§ EXTRACTED INFORMATION:
[BEGIN]
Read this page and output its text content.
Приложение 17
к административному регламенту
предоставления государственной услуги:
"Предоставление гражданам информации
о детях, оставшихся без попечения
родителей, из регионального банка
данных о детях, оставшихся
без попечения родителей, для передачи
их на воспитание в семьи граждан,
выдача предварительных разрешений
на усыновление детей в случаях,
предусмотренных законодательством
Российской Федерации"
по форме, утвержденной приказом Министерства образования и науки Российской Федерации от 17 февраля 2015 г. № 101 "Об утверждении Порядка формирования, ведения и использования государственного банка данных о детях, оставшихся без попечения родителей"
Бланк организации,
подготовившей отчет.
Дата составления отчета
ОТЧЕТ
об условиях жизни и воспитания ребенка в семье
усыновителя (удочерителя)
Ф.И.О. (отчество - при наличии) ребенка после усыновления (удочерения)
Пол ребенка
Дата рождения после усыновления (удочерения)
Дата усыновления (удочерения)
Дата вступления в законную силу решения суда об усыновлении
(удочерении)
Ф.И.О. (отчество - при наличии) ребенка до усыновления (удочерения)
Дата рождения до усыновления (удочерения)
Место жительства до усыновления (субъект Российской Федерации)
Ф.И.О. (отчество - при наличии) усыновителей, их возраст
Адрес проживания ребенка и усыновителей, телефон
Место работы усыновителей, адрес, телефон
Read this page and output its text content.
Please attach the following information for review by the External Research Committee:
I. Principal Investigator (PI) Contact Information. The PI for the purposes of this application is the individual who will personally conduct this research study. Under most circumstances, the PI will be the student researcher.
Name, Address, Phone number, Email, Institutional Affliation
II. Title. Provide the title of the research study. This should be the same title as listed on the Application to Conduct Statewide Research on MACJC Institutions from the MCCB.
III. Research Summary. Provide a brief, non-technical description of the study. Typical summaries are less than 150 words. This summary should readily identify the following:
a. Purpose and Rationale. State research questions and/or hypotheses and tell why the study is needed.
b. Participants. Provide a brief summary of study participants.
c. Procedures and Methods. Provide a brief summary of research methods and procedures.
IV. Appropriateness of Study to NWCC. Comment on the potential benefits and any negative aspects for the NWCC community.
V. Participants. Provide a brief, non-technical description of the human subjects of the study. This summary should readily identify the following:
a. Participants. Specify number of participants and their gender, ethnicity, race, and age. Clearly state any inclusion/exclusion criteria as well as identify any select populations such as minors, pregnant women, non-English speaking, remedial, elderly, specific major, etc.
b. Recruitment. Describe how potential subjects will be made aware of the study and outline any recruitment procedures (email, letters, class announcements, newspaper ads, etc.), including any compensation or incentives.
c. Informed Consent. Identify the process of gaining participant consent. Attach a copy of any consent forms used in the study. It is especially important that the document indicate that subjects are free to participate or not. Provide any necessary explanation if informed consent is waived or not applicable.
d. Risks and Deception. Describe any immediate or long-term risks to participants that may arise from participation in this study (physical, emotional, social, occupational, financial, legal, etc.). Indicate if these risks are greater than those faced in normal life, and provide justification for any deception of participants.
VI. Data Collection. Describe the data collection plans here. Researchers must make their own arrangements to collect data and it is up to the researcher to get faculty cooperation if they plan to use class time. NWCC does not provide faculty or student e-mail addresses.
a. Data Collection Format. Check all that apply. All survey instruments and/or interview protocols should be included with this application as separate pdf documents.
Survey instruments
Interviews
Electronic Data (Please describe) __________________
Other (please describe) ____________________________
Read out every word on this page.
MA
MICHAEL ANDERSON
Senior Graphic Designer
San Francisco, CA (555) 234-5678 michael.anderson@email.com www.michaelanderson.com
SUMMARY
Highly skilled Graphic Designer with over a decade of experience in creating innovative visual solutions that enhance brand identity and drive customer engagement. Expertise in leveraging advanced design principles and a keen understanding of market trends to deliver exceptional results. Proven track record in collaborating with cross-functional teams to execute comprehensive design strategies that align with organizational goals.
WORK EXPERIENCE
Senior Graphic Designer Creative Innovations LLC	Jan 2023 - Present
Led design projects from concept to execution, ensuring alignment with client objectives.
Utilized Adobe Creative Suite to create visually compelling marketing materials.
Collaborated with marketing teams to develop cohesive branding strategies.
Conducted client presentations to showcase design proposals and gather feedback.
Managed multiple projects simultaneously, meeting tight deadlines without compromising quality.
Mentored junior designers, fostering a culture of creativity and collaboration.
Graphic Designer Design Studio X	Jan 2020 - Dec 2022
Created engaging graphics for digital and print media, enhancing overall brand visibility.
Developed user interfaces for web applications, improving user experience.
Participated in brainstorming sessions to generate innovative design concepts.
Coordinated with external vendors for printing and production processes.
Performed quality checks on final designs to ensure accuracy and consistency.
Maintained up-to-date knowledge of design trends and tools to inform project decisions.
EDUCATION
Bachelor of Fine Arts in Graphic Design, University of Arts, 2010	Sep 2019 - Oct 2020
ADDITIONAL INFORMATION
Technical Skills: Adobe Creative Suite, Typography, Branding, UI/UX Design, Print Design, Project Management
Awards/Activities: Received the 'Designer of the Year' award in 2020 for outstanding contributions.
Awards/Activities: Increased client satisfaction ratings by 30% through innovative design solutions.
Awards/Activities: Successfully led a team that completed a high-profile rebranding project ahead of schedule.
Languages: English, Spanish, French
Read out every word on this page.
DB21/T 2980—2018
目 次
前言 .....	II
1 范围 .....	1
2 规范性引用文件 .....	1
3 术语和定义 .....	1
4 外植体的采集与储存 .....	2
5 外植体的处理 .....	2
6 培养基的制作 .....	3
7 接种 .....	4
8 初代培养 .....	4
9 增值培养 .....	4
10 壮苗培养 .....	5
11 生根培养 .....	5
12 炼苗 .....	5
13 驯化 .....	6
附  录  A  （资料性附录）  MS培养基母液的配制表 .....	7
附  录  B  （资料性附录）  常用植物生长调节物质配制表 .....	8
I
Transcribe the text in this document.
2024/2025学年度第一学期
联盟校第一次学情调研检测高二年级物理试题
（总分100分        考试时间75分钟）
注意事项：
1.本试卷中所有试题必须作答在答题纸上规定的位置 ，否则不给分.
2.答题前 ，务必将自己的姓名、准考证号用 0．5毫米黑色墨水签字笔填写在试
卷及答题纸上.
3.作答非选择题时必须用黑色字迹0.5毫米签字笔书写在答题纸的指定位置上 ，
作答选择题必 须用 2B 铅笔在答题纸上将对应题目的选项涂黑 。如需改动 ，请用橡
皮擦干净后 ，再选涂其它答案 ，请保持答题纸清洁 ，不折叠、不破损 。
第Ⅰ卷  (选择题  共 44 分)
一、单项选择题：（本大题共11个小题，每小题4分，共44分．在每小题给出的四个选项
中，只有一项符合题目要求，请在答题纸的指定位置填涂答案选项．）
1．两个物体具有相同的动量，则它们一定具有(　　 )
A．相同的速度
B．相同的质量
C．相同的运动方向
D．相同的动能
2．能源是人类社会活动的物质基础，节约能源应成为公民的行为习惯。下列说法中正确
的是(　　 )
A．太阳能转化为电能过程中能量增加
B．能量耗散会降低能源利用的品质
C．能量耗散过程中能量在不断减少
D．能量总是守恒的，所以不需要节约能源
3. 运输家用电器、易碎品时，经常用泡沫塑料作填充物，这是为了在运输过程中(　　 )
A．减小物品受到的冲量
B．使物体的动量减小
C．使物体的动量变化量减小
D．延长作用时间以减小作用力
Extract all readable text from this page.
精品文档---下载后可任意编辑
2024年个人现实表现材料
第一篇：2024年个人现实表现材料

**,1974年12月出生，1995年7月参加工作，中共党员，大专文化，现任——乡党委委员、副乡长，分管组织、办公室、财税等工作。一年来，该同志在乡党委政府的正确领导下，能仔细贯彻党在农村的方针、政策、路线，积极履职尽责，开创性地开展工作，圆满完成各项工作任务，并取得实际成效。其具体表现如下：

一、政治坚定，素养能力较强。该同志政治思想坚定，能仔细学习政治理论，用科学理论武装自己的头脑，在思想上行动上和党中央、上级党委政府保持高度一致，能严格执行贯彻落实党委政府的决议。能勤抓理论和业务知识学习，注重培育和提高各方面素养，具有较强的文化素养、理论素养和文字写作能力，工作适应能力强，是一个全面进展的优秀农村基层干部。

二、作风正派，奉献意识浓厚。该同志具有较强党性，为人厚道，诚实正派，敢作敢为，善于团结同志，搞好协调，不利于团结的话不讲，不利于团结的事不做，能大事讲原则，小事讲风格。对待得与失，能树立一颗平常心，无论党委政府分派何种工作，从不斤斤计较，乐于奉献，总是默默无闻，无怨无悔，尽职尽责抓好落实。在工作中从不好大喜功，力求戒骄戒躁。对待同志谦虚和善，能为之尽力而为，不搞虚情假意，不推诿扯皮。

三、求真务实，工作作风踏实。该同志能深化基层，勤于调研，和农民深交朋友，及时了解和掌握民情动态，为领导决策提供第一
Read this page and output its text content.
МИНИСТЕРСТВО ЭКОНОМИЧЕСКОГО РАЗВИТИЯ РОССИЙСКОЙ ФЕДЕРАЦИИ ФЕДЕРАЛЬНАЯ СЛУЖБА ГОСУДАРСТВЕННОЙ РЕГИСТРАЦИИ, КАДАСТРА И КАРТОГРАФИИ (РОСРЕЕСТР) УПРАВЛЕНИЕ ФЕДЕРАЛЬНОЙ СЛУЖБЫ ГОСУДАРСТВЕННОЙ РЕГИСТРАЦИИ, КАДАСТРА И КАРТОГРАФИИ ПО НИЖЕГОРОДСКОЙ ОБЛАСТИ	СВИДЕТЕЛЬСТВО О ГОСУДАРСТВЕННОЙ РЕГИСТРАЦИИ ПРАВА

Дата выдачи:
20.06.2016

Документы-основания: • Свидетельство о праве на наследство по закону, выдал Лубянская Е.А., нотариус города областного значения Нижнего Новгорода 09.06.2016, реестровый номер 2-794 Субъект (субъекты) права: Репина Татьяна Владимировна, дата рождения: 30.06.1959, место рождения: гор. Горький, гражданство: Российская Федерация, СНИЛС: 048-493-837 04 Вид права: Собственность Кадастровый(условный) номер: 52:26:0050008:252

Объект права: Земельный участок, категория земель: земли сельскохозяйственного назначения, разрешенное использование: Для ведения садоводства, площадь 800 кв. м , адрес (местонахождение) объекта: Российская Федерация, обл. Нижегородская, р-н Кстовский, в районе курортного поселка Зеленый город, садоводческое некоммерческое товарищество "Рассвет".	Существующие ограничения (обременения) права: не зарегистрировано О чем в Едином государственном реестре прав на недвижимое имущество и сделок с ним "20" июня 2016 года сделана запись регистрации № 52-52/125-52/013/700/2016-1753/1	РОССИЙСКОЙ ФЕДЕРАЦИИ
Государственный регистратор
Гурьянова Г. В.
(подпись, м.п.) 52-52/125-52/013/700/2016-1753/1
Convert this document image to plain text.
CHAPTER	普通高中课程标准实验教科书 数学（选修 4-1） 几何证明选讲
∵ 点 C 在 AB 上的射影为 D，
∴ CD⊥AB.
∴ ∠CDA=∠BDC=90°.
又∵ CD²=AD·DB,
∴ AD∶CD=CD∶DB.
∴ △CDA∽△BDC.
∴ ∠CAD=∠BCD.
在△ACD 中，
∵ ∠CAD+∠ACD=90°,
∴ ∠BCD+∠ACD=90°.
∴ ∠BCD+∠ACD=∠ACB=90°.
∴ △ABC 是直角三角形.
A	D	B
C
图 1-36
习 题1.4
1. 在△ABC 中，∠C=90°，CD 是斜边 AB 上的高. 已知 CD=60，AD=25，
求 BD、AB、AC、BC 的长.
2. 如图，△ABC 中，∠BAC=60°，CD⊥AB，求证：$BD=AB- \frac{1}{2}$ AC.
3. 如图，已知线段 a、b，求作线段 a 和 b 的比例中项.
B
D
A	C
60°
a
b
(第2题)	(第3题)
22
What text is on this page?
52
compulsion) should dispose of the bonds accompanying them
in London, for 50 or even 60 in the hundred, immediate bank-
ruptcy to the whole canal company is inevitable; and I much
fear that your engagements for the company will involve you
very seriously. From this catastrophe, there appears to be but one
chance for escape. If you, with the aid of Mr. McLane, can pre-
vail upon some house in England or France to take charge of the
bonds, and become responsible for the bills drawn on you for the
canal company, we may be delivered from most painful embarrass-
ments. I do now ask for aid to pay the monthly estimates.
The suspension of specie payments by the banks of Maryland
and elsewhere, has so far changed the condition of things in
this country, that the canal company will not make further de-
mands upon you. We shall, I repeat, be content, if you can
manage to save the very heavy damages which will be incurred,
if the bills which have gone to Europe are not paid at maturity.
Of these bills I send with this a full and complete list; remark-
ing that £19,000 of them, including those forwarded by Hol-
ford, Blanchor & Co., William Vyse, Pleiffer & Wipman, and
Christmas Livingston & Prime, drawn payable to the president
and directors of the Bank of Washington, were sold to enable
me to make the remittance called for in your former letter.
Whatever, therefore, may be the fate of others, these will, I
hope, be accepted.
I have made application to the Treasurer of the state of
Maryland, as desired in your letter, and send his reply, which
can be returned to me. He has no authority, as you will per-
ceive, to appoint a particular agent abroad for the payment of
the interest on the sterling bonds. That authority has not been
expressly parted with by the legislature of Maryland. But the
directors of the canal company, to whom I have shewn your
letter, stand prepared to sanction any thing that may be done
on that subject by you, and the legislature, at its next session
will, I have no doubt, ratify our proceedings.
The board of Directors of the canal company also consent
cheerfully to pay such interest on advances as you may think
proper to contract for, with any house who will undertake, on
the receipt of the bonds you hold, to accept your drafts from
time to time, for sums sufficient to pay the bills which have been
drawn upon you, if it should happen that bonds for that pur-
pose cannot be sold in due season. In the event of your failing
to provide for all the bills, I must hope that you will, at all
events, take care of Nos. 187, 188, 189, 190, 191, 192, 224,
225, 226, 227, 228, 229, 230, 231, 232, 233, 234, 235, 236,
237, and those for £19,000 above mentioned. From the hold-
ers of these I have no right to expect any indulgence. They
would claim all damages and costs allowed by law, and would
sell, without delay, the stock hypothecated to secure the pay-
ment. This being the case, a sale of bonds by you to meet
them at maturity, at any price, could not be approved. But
[END]
Gather every line from the listing above in which "without" appears, and copy those lines.

Managed multiple projects simultaneously, meeting tight deadlines without compromising quality.
sell, without delay, the stock hypothecated to secure the pay-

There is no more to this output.